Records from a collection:

□ □ □ □ □ □ □

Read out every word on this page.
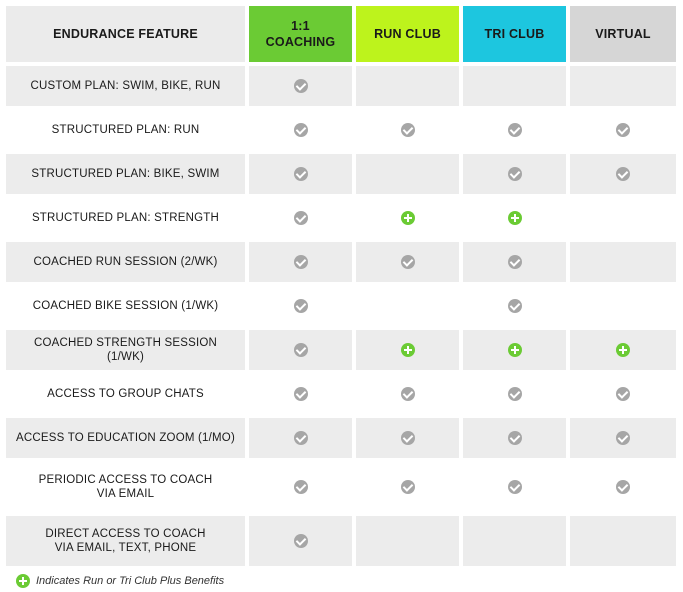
ENDURANCE FEATURE
1:1
COACHING
RUN CLUB	TRI CLUB	VIRTUAL
CUSTOM PLAN: SWIM, BIKE, RUN
STRUCTURED PLAN: RUN
STRUCTURED PLAN: BIKE, SWIM
STRUCTURED PLAN: STRENGTH
COACHED RUN SESSION (2/WK)
COACHED BIKE SESSION (1/WK)
COACHED STRENGTH SESSION (1/WK)
ACCESS TO GROUP CHATS
ACCESS TO EDUCATION ZOOM (1/MO)
PERIODIC ACCESS TO COACH
VIA EMAIL
DIRECT ACCESS TO COACH
VIA EMAIL, TEXT, PHONE
Indicates Run or Tri Club Plus Benefits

□ □ □ □ □ □ □

- [Given request]
Transcribe every line in the entries above, taking out only the images.

- [Solution for this exercise]
Read out every word on this page.
ENDURANCE FEATURE
1:1
COACHING
RUN CLUB	TRI CLUB	VIRTUAL
CUSTOM PLAN: SWIM, BIKE, RUN
STRUCTURED PLAN: RUN
STRUCTURED PLAN: BIKE, SWIM
STRUCTURED PLAN: STRENGTH
COACHED RUN SESSION (2/WK)
COACHED BIKE SESSION (1/WK)
COACHED STRENGTH SESSION (1/WK)
ACCESS TO GROUP CHATS
ACCESS TO EDUCATION ZOOM (1/MO)
PERIODIC ACCESS TO COACH
VIA EMAIL
DIRECT ACCESS TO COACH
VIA EMAIL, TEXT, PHONE
Indicates Run or Tri Club Plus Benefits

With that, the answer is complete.